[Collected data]

▶

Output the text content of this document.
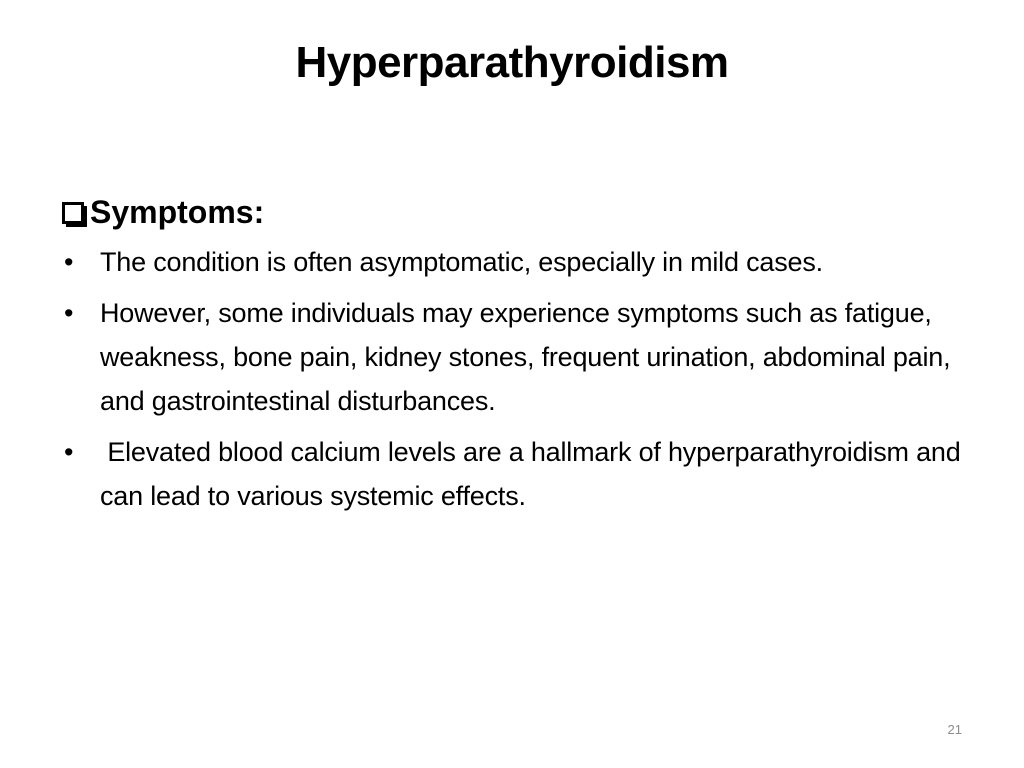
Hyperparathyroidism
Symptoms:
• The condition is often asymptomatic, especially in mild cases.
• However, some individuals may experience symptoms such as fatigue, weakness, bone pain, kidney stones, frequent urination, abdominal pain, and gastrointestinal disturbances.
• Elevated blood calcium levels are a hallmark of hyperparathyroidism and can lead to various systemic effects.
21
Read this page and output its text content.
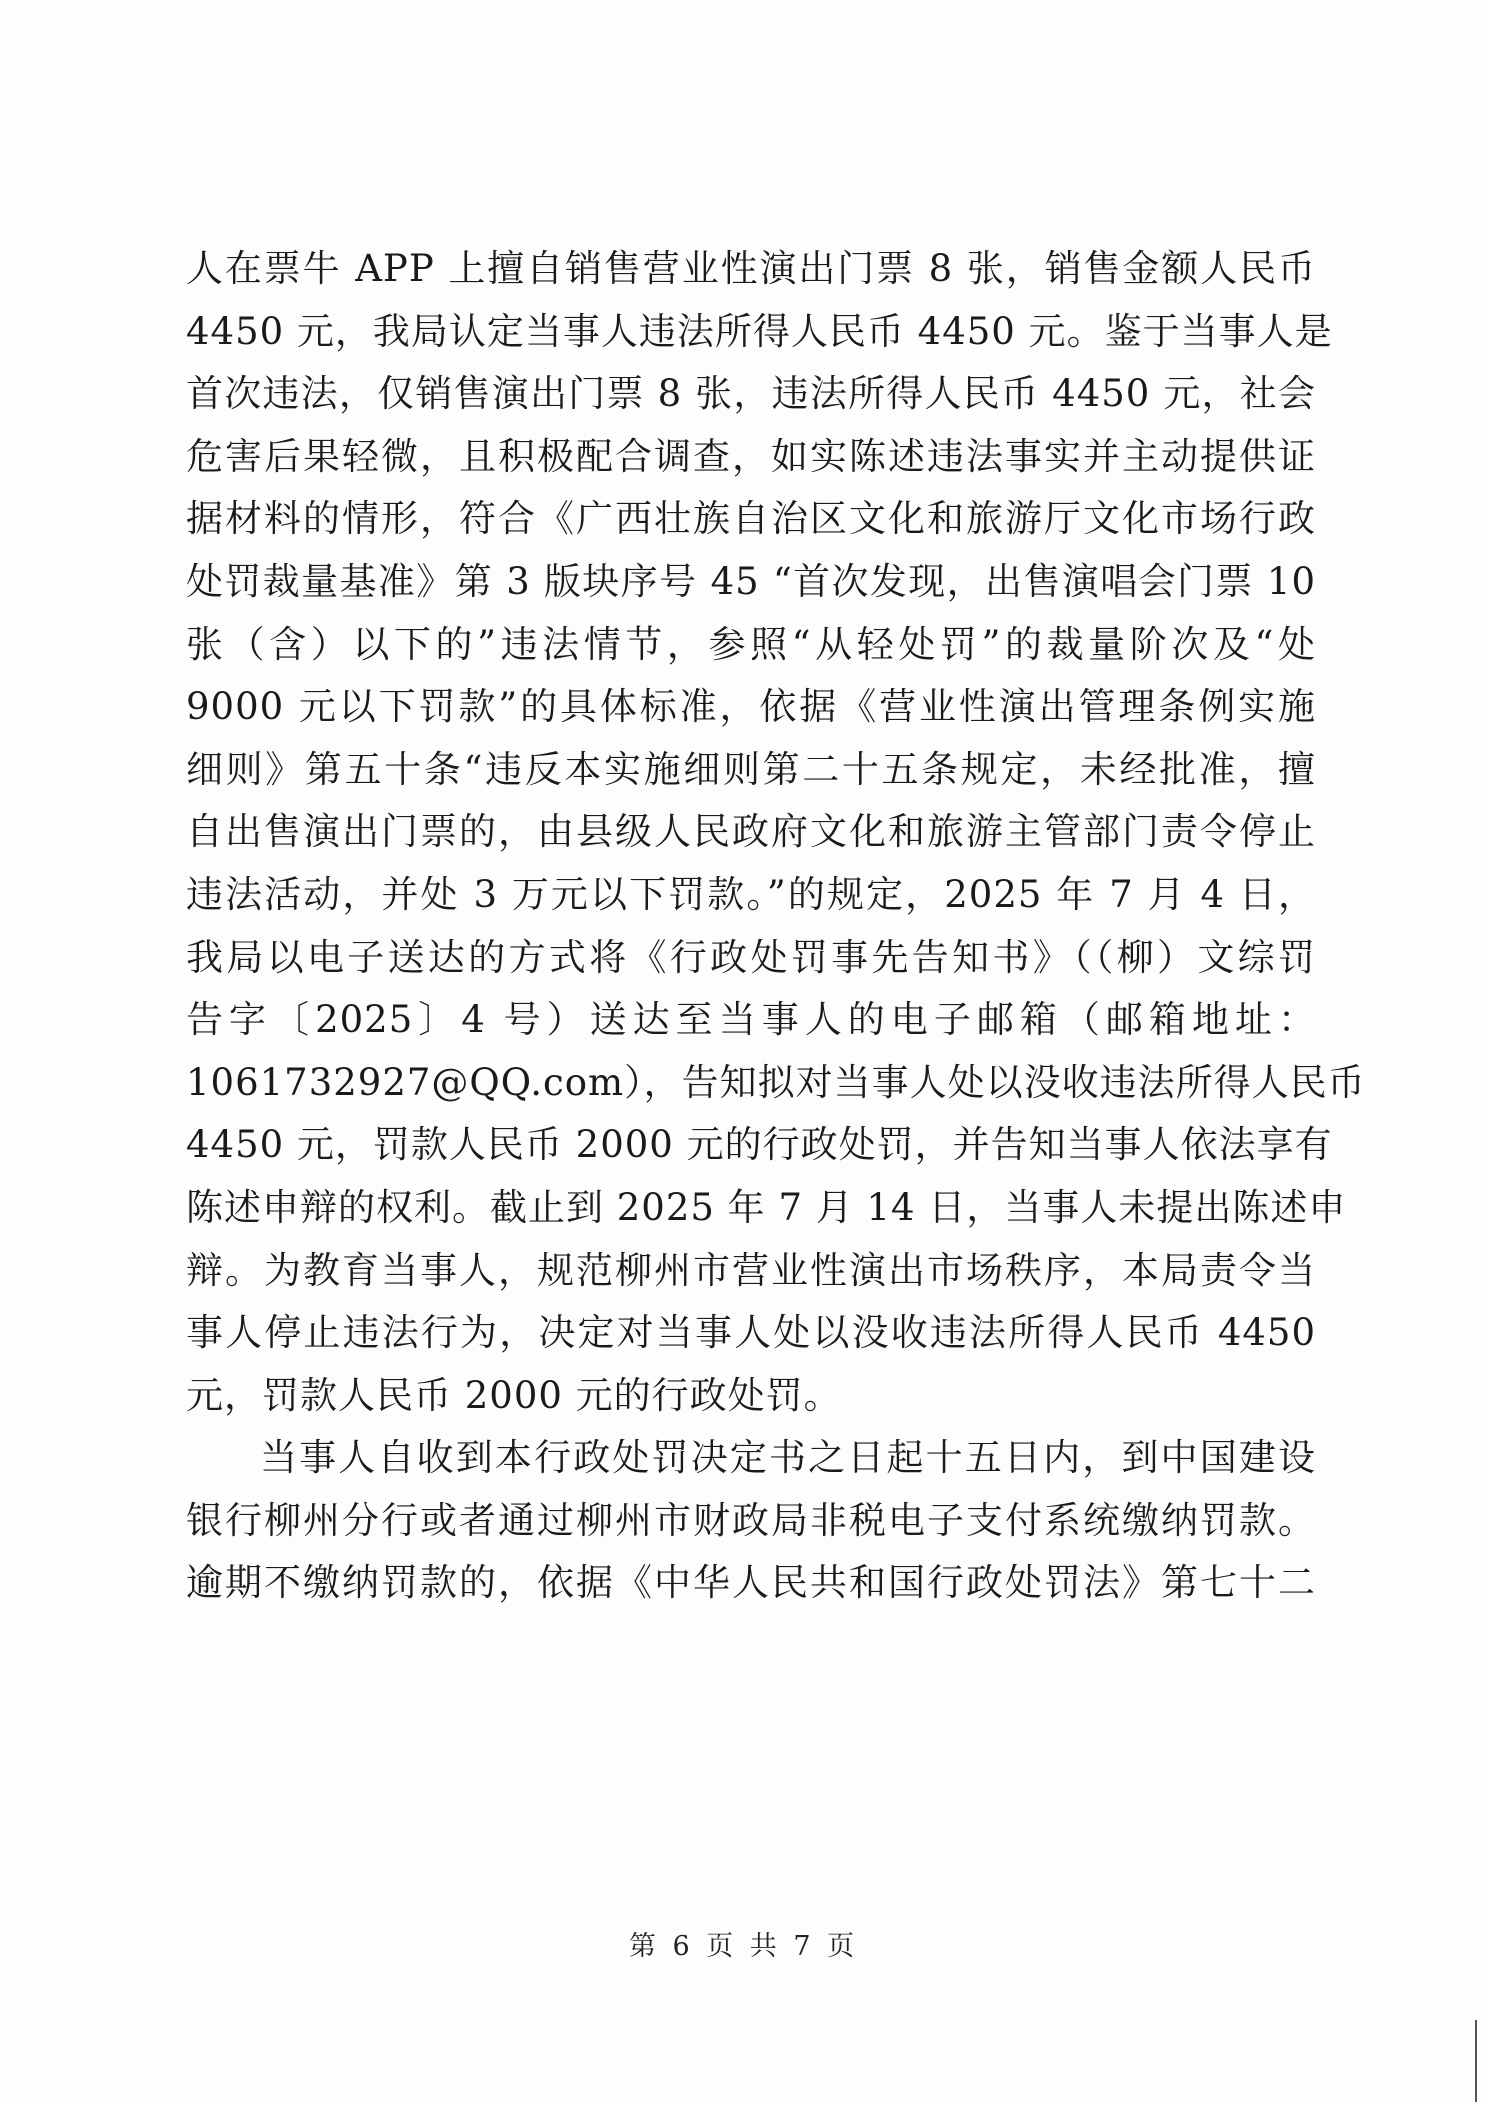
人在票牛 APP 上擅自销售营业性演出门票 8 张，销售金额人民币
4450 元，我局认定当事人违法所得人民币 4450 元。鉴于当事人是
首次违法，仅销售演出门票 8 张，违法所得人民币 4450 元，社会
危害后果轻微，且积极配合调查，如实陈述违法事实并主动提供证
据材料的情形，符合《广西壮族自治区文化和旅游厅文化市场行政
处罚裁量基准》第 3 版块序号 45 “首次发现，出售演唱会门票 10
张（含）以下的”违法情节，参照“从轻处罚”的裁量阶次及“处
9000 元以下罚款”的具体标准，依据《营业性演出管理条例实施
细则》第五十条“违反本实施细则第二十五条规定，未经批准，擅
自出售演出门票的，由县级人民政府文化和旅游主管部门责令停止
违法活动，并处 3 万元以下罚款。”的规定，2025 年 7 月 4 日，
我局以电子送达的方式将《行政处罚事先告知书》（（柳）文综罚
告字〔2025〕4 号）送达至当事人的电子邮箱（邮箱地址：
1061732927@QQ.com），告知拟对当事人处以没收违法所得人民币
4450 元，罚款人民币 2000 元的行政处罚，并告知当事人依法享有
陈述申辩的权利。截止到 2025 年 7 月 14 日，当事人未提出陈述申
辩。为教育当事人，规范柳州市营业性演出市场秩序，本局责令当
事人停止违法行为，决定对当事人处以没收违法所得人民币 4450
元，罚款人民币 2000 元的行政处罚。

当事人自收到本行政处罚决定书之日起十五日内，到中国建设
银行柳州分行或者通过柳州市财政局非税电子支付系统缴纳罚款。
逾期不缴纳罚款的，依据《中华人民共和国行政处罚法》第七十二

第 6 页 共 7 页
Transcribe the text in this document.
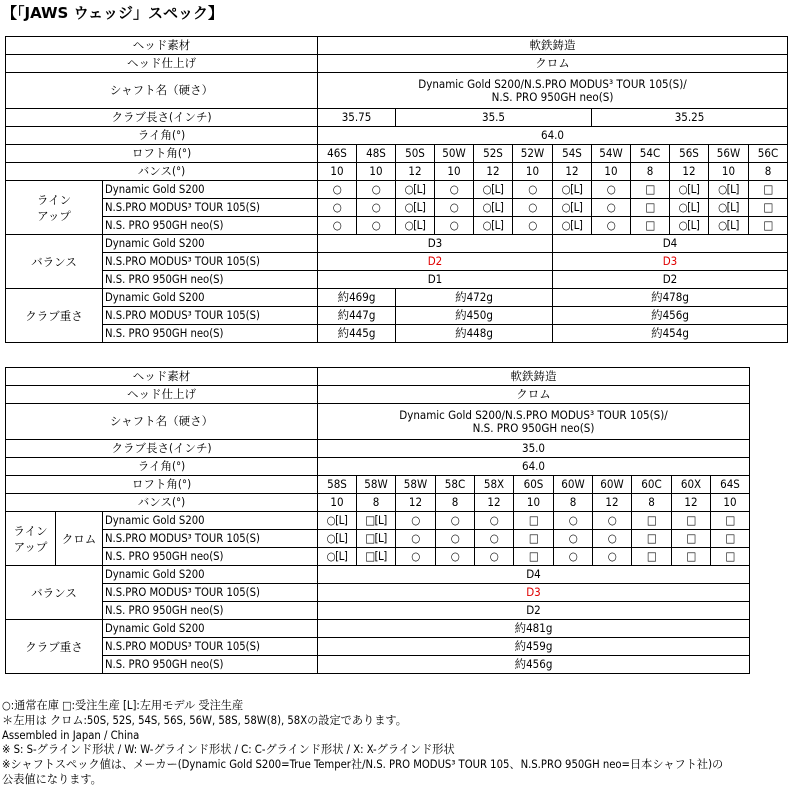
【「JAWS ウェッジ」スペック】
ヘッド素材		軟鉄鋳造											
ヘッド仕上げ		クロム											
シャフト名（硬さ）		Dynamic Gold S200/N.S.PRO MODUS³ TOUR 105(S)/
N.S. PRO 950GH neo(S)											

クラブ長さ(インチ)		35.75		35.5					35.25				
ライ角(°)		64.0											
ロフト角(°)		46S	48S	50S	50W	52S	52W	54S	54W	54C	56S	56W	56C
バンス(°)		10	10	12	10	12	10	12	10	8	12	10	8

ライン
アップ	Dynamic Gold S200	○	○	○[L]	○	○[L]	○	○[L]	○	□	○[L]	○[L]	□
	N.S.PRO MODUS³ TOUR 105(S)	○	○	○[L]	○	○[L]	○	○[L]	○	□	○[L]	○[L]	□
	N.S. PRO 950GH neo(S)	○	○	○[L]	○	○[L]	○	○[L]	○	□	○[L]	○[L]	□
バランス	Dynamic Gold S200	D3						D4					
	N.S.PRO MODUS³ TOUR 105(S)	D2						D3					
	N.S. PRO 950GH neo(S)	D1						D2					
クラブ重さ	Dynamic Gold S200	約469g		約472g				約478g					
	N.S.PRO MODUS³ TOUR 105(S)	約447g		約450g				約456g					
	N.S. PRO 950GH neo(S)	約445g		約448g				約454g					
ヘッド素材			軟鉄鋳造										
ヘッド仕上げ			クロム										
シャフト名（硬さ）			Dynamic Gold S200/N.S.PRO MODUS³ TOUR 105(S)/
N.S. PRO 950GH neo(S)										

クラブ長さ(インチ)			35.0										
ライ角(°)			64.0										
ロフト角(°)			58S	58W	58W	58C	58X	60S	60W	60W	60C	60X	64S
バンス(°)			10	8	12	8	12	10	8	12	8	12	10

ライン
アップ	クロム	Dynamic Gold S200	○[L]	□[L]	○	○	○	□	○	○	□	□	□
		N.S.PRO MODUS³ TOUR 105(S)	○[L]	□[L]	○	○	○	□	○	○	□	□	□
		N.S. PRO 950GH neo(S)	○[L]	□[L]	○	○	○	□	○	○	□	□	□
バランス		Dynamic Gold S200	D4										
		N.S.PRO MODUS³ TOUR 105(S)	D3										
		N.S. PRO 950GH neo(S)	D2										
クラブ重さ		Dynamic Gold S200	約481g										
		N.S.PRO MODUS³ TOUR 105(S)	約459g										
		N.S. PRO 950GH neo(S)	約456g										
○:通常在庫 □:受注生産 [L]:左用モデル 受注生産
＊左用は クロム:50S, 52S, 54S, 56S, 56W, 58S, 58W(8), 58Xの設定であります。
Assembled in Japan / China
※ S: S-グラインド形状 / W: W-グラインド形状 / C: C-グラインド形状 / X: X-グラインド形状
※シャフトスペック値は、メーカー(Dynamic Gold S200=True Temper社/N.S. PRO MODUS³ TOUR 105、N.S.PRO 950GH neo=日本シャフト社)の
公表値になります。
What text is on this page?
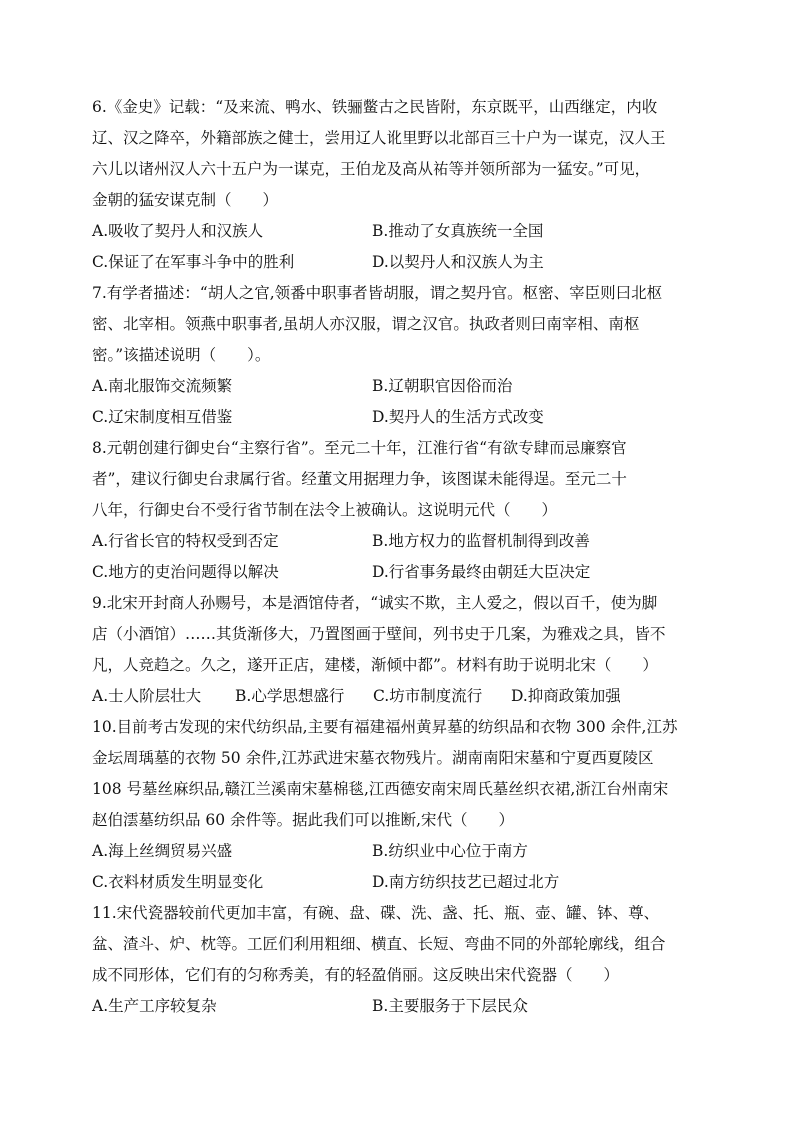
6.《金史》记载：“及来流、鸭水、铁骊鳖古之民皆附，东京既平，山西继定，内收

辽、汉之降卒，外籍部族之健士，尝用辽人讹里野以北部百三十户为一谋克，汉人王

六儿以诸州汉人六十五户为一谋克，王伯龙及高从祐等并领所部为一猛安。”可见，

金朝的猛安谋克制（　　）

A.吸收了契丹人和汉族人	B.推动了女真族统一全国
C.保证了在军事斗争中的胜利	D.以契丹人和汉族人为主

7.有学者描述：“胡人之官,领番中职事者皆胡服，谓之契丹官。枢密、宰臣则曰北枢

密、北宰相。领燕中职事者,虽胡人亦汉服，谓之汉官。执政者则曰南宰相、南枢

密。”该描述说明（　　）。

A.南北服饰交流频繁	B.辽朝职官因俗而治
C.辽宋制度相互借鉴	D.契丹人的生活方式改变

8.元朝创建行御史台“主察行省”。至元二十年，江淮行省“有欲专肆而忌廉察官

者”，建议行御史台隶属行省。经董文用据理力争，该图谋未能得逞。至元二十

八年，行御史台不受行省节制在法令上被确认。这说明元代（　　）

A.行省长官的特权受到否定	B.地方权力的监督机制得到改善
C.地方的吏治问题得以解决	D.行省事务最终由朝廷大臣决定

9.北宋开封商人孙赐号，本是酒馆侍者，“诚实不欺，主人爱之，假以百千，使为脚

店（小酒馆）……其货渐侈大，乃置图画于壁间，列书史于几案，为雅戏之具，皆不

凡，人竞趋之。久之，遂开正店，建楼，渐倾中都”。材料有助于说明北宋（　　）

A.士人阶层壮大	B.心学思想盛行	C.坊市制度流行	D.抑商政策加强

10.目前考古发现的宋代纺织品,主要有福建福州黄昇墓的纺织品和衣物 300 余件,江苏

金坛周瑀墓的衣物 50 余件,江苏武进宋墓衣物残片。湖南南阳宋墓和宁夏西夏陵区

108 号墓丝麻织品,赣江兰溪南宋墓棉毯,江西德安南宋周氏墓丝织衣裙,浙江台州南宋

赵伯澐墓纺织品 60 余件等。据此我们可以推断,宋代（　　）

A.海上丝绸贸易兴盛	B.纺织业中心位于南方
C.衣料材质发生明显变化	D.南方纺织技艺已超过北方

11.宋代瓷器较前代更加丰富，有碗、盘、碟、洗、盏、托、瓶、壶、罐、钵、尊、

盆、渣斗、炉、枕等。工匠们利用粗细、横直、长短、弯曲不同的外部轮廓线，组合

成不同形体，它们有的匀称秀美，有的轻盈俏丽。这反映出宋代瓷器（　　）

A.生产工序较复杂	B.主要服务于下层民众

◀

- Problem to solve: Look through the material above. Copy each line where the word "Gold" appears.

- The reply:
シャフト名（硬さ）		Dynamic Gold S200/N.S.PRO MODUS³ TOUR 105(S)/
アップ	Dynamic Gold S200	○	○	○[L]	○	○[L]	○	○[L]	○	□	○[L]	○[L]	□
バランス	Dynamic Gold S200	D3						D4					
クラブ重さ	Dynamic Gold S200	約469g		約472g				約478g					
シャフト名（硬さ）			Dynamic Gold S200/N.S.PRO MODUS³ TOUR 105(S)/
アップ	クロム	Dynamic Gold S200	○[L]	□[L]	○	○	○	□	○	○	□	□	□
バランス		Dynamic Gold S200	D4										
クラブ重さ		Dynamic Gold S200	約481g										
※シャフトスペック値は、メーカー(Dynamic Gold S200=True Temper社/N.S. PRO MODUS³ TOUR 105、N.S.PRO 950GH neo=日本シャフト社)の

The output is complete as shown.